### TASK DESCRIPTION
Transcribe the records in full, keeping every character as it is.

### ENTRIES PROVIDED
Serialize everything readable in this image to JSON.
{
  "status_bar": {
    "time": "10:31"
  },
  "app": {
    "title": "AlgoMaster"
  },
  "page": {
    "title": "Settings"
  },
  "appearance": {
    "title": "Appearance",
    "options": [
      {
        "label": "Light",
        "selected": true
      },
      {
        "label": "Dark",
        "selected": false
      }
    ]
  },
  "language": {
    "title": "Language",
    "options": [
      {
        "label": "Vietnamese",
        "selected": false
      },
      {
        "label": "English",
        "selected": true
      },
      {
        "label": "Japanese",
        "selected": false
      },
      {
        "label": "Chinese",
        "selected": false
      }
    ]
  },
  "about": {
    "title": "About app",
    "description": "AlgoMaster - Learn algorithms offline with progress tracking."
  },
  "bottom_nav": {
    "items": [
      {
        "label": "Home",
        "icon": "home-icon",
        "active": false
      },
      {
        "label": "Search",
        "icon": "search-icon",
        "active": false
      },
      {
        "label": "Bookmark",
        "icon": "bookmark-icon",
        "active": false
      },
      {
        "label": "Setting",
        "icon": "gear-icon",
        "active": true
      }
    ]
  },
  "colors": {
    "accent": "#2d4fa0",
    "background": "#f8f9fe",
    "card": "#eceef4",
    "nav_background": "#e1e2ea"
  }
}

### RESPONSE
Serialize everything readable in this image to JSON.
{
  "status_bar": {
    "time": "10:31"
  },
  "app": {
    "title": "AlgoMaster"
  },
  "page": {
    "title": "Settings"
  },
  "appearance": {
    "title": "Appearance",
    "options": [
      {
        "label": "Light",
        "selected": true
      },
      {
        "label": "Dark",
        "selected": false
      }
    ]
  },
  "language": {
    "title": "Language",
    "options": [
      {
        "label": "Vietnamese",
        "selected": false
      },
      {
        "label": "English",
        "selected": true
      },
      {
        "label": "Japanese",
        "selected": false
      },
      {
        "label": "Chinese",
        "selected": false
      }
    ]
  },
  "about": {
    "title": "About app",
    "description": "AlgoMaster - Learn algorithms offline with progress tracking."
  },
  "bottom_nav": {
    "items": [
      {
        "label": "Home",
        "icon": "home-icon",
        "active": false
      },
      {
        "label": "Search",
        "icon": "search-icon",
        "active": false
      },
      {
        "label": "Bookmark",
        "icon": "bookmark-icon",
        "active": false
      },
      {
        "label": "Setting",
        "icon": "gear-icon",
        "active": true
      }
    ]
  },
  "colors": {
    "accent": "#2d4fa0",
    "background": "#f8f9fe",
    "card": "#eceef4",
    "nav_background": "#e1e2ea"
  }
}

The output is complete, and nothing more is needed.